◆ **Exercise description**: In the copy, include every entry exactly but none of the pictures.

◆ **Record list**:
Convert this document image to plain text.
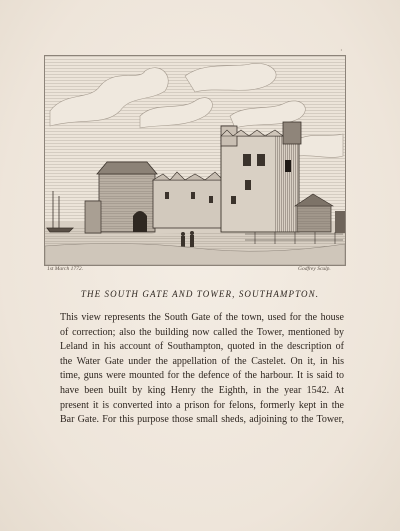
·
1st March 1772.	Godfrey Sculp.
THE SOUTH GATE AND TOWER, SOUTHAMPTON.
This view represents the South Gate of the town, used for the house
of correction; also the building now called the Tower, mentioned by
Leland in his account of Southampton, quoted in the description of
the Water Gate under the appellation of the Castelet. On it, in his
time, guns were mounted for the defence of the harbour. It is said to
have been built by king Henry the Eighth, in the year 1542. At
present it is converted into a prison for felons, formerly kept in the
Bar Gate. For this purpose those small sheds, adjoining to the Tower,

◆ **Response to this task**:
Convert this document image to plain text.
·
1st March 1772.	Godfrey Sculp.
THE SOUTH GATE AND TOWER, SOUTHAMPTON.
This view represents the South Gate of the town, used for the house
of correction; also the building now called the Tower, mentioned by
Leland in his account of Southampton, quoted in the description of
the Water Gate under the appellation of the Castelet. On it, in his
time, guns were mounted for the defence of the harbour. It is said to
have been built by king Henry the Eighth, in the year 1542. At
present it is converted into a prison for felons, formerly kept in the
Bar Gate. For this purpose those small sheds, adjoining to the Tower,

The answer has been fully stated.